# Directions:
Can you copy out the data exactly? Leave the images out.

# Records shown:
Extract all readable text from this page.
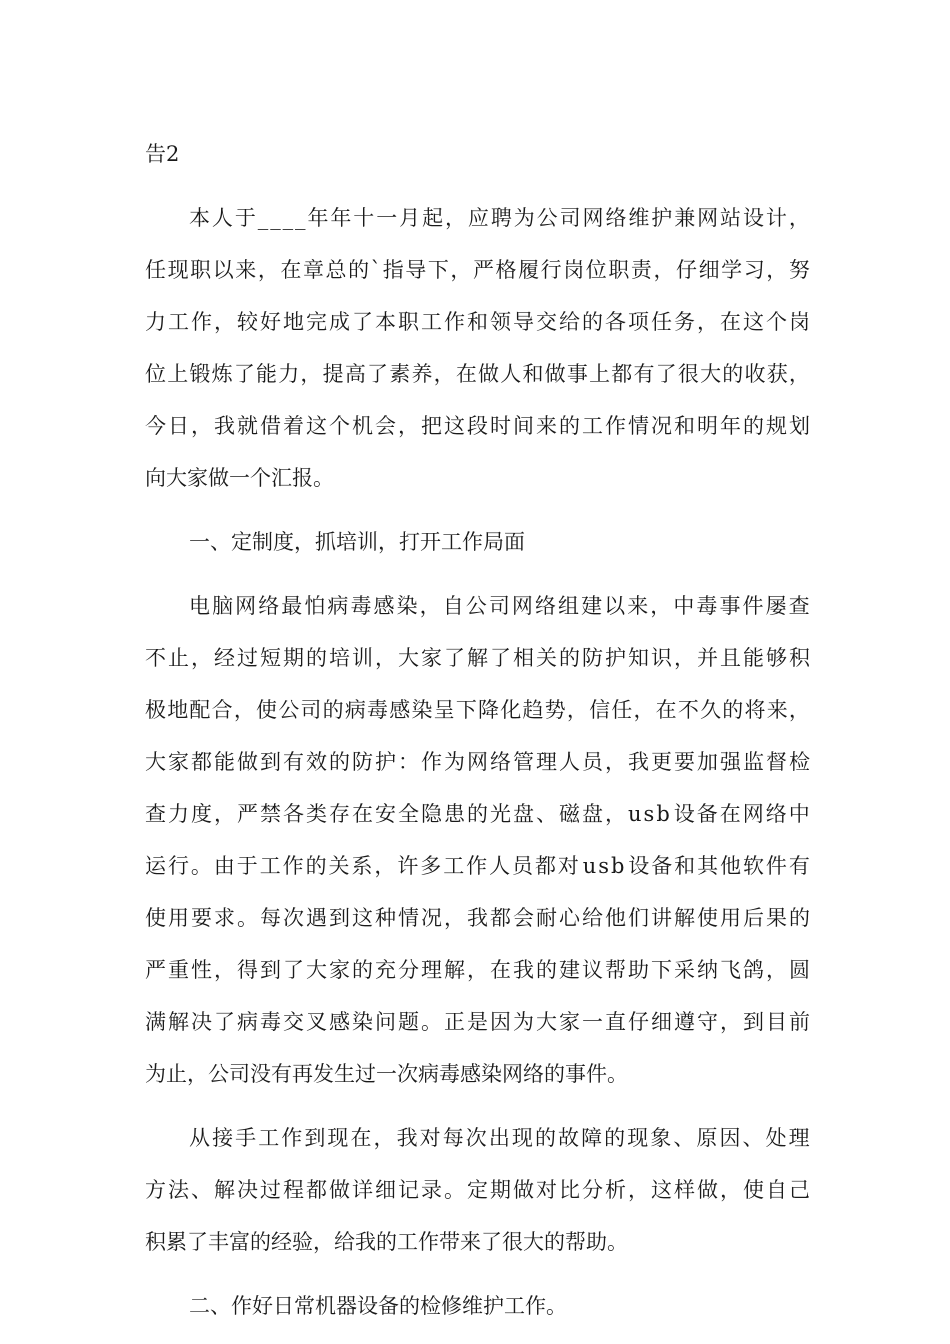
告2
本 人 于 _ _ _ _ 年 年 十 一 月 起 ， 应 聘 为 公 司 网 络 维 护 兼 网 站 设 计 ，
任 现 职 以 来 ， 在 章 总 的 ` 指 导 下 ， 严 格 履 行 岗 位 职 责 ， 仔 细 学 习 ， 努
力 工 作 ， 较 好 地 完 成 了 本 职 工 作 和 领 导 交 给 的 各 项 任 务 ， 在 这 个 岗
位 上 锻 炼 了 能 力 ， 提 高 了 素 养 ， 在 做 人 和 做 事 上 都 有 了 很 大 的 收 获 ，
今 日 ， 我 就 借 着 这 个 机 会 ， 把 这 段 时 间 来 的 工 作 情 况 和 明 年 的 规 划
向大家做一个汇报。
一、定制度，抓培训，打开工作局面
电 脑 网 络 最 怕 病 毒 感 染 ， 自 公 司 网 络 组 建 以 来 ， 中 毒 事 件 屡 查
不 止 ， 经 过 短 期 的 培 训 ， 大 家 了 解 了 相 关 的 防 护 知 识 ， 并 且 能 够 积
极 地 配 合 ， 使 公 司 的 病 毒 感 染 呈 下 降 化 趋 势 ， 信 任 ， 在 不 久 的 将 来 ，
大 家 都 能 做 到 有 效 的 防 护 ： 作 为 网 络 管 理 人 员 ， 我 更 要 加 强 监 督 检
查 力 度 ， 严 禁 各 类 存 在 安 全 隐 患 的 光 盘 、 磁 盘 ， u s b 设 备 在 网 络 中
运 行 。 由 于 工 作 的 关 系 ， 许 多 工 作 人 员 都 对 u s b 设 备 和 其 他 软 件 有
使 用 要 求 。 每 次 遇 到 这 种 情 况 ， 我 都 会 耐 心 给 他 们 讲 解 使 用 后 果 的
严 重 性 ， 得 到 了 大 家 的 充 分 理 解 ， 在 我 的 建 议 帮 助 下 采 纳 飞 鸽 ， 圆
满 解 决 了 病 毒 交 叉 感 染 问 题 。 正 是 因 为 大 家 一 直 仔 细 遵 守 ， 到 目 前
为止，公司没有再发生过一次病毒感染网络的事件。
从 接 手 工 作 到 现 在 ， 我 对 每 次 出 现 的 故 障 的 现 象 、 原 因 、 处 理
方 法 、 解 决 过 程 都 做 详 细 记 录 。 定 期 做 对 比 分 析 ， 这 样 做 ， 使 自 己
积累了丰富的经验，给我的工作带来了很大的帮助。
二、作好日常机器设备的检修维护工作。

# Solution:
Extract all readable text from this page.
告2
本 人 于 _ _ _ _ 年 年 十 一 月 起 ， 应 聘 为 公 司 网 络 维 护 兼 网 站 设 计 ，
任 现 职 以 来 ， 在 章 总 的 ` 指 导 下 ， 严 格 履 行 岗 位 职 责 ， 仔 细 学 习 ， 努
力 工 作 ， 较 好 地 完 成 了 本 职 工 作 和 领 导 交 给 的 各 项 任 务 ， 在 这 个 岗
位 上 锻 炼 了 能 力 ， 提 高 了 素 养 ， 在 做 人 和 做 事 上 都 有 了 很 大 的 收 获 ，
今 日 ， 我 就 借 着 这 个 机 会 ， 把 这 段 时 间 来 的 工 作 情 况 和 明 年 的 规 划
向大家做一个汇报。
一、定制度，抓培训，打开工作局面
电 脑 网 络 最 怕 病 毒 感 染 ， 自 公 司 网 络 组 建 以 来 ， 中 毒 事 件 屡 查
不 止 ， 经 过 短 期 的 培 训 ， 大 家 了 解 了 相 关 的 防 护 知 识 ， 并 且 能 够 积
极 地 配 合 ， 使 公 司 的 病 毒 感 染 呈 下 降 化 趋 势 ， 信 任 ， 在 不 久 的 将 来 ，
大 家 都 能 做 到 有 效 的 防 护 ： 作 为 网 络 管 理 人 员 ， 我 更 要 加 强 监 督 检
查 力 度 ， 严 禁 各 类 存 在 安 全 隐 患 的 光 盘 、 磁 盘 ， u s b 设 备 在 网 络 中
运 行 。 由 于 工 作 的 关 系 ， 许 多 工 作 人 员 都 对 u s b 设 备 和 其 他 软 件 有
使 用 要 求 。 每 次 遇 到 这 种 情 况 ， 我 都 会 耐 心 给 他 们 讲 解 使 用 后 果 的
严 重 性 ， 得 到 了 大 家 的 充 分 理 解 ， 在 我 的 建 议 帮 助 下 采 纳 飞 鸽 ， 圆
满 解 决 了 病 毒 交 叉 感 染 问 题 。 正 是 因 为 大 家 一 直 仔 细 遵 守 ， 到 目 前
为止，公司没有再发生过一次病毒感染网络的事件。
从 接 手 工 作 到 现 在 ， 我 对 每 次 出 现 的 故 障 的 现 象 、 原 因 、 处 理
方 法 、 解 决 过 程 都 做 详 细 记 录 。 定 期 做 对 比 分 析 ， 这 样 做 ， 使 自 己
积累了丰富的经验，给我的工作带来了很大的帮助。
二、作好日常机器设备的检修维护工作。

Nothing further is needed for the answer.